WHAT IS REQUIRED: Copy each line of the entries beneath that contains the word "Price".

EXTRACTED RECORDS:
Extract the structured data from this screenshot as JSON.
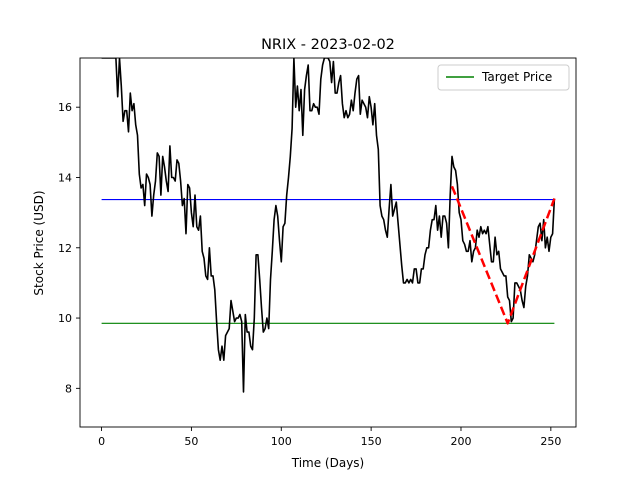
{
  "chart_data": {
    "type": "line",
    "title": "NRIX - 2023-02-02",
    "xlabel": "Time (Days)",
    "ylabel": "Stock Price (USD)",
    "xlim": [
      -12,
      264
    ],
    "ylim": [
      6.9,
      17.4
    ],
    "xticks": [
      0,
      50,
      100,
      150,
      200,
      250
    ],
    "yticks": [
      8,
      10,
      12,
      14,
      16
    ],
    "grid": false,
    "legend": {
      "position": "top-right",
      "entries": [
        {
          "label": "Target Price",
          "color": "#008000"
        }
      ]
    },
    "series": [
      {
        "color": "#000000",
        "style": "solid",
        "x": [
          0,
          2,
          4,
          6,
          7,
          8,
          9,
          10,
          11,
          12,
          13,
          14,
          15,
          16,
          17,
          18,
          19,
          20,
          21,
          22,
          23,
          24,
          25,
          26,
          27,
          28,
          29,
          30,
          31,
          32,
          33,
          34,
          35,
          36,
          37,
          38,
          39,
          40,
          41,
          42,
          43,
          44,
          45,
          46,
          47,
          48,
          49,
          50,
          51,
          52,
          53,
          54,
          55,
          56,
          57,
          58,
          59,
          60,
          61,
          62,
          63,
          64,
          65,
          66,
          67,
          68,
          69,
          70,
          71,
          72,
          73,
          74,
          75,
          76,
          77,
          78,
          79,
          80,
          81,
          82,
          83,
          84,
          85,
          86,
          87,
          88,
          89,
          90,
          91,
          92,
          93,
          94,
          95,
          96,
          97,
          98,
          99,
          100,
          101,
          102,
          103,
          104,
          105,
          106,
          107,
          108,
          109,
          110,
          111,
          112,
          113,
          114,
          115,
          116,
          117,
          118,
          119,
          120,
          121,
          122,
          123,
          124,
          125,
          126,
          127,
          128,
          129,
          130,
          131,
          132,
          133,
          134,
          135,
          136,
          137,
          138,
          139,
          140,
          141,
          142,
          143,
          144,
          145,
          146,
          147,
          148,
          149,
          150,
          151,
          152,
          153,
          154,
          155,
          156,
          157,
          158,
          159,
          160,
          161,
          162,
          163,
          164,
          165,
          166,
          167,
          168,
          169,
          170,
          171,
          172,
          173,
          174,
          175,
          176,
          177,
          178,
          179,
          180,
          181,
          182,
          183,
          184,
          185,
          186,
          187,
          188,
          189,
          190,
          191,
          192,
          193,
          194,
          195,
          196,
          197,
          198,
          199,
          200,
          201,
          202,
          203,
          204,
          205,
          206,
          207,
          208,
          209,
          210,
          211,
          212,
          213,
          214,
          215,
          216,
          217,
          218,
          219,
          220,
          221,
          222,
          223,
          224,
          225,
          226,
          227,
          228,
          229,
          230,
          231,
          232,
          233,
          234,
          235,
          236,
          237,
          238,
          239,
          240,
          241,
          242,
          243,
          244,
          245,
          246,
          247,
          248,
          249,
          250,
          251,
          252
        ],
        "values": [
          17.4,
          17.4,
          17.4,
          17.4,
          17.4,
          17.4,
          16.3,
          17.4,
          16.6,
          15.6,
          15.9,
          15.9,
          15.3,
          16.4,
          15.9,
          16.1,
          15.5,
          15.2,
          14.1,
          13.7,
          13.8,
          13.2,
          14.1,
          14.0,
          13.8,
          12.9,
          13.5,
          13.9,
          14.7,
          14.6,
          13.5,
          14.6,
          14.3,
          13.9,
          13.6,
          14.9,
          14.0,
          14.0,
          13.9,
          14.5,
          14.4,
          13.9,
          13.2,
          13.4,
          12.4,
          13.8,
          13.7,
          13.0,
          12.6,
          13.5,
          12.6,
          12.5,
          12.9,
          11.9,
          11.7,
          11.2,
          11.1,
          12.0,
          11.2,
          11.2,
          10.8,
          9.9,
          9.1,
          8.8,
          9.2,
          8.8,
          9.5,
          9.6,
          9.7,
          10.5,
          10.2,
          9.9,
          10.0,
          10.0,
          10.1,
          9.9,
          7.9,
          10.1,
          9.6,
          9.6,
          9.2,
          9.1,
          10.0,
          11.8,
          11.8,
          11.1,
          10.3,
          9.6,
          9.7,
          10.0,
          9.7,
          11.1,
          11.9,
          12.8,
          13.2,
          12.9,
          12.2,
          11.6,
          12.6,
          12.7,
          13.5,
          14.0,
          14.6,
          15.4,
          17.4,
          16.0,
          16.6,
          15.9,
          16.5,
          15.2,
          16.5,
          16.9,
          17.2,
          15.9,
          15.9,
          16.1,
          16.0,
          16.0,
          15.8,
          16.8,
          17.2,
          17.4,
          17.4,
          17.4,
          17.3,
          16.7,
          17.3,
          16.4,
          16.4,
          16.7,
          16.9,
          16.1,
          15.7,
          15.9,
          15.7,
          15.8,
          16.2,
          15.9,
          16.4,
          16.8,
          16.9,
          15.8,
          16.2,
          16.1,
          16.0,
          15.7,
          16.3,
          16.0,
          15.5,
          16.1,
          15.2,
          14.8,
          13.2,
          12.9,
          12.8,
          12.5,
          12.3,
          13.1,
          13.8,
          12.9,
          13.1,
          13.3,
          12.7,
          12.1,
          11.5,
          11.0,
          11.0,
          11.1,
          11.0,
          11.1,
          11.0,
          11.4,
          11.4,
          11.0,
          11.0,
          11.4,
          11.4,
          11.8,
          12.0,
          12.0,
          12.5,
          12.8,
          12.8,
          13.2,
          12.5,
          12.9,
          12.3,
          12.9,
          12.9,
          12.7,
          12.0,
          13.5,
          14.6,
          14.3,
          14.2,
          13.8,
          13.0,
          12.8,
          12.2,
          12.1,
          11.9,
          11.9,
          12.2,
          11.6,
          11.9,
          12.0,
          12.5,
          12.3,
          12.6,
          12.4,
          12.5,
          12.4,
          12.6,
          12.1,
          11.6,
          11.6,
          12.3,
          11.8,
          11.9,
          11.4,
          11.3,
          11.2,
          11.2,
          10.6,
          10.5,
          9.9,
          10.0,
          11.0,
          11.0,
          10.9,
          10.8,
          10.5,
          10.3,
          10.9,
          11.2,
          11.8,
          11.7,
          11.6,
          11.8,
          12.2,
          12.6,
          12.7,
          12.2,
          12.8,
          12.0,
          12.3,
          11.9,
          12.3,
          12.4,
          13.4
        ]
      },
      {
        "color": "#ff0000",
        "style": "dashed",
        "x": [
          195,
          226,
          252
        ],
        "values": [
          13.75,
          9.85,
          13.4
        ]
      },
      {
        "name": "Target Price",
        "color": "#008000",
        "style": "solid",
        "x": [
          0,
          252
        ],
        "values": [
          9.85,
          9.85
        ]
      },
      {
        "color": "#0000ff",
        "style": "solid",
        "x": [
          0,
          252
        ],
        "values": [
          13.37,
          13.37
        ]
      }
    ]
  }
}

REPLY TO THE TASK:
    "ylabel": "Stock Price (USD)",
          "label": "Target Price",
        "name": "Target Price",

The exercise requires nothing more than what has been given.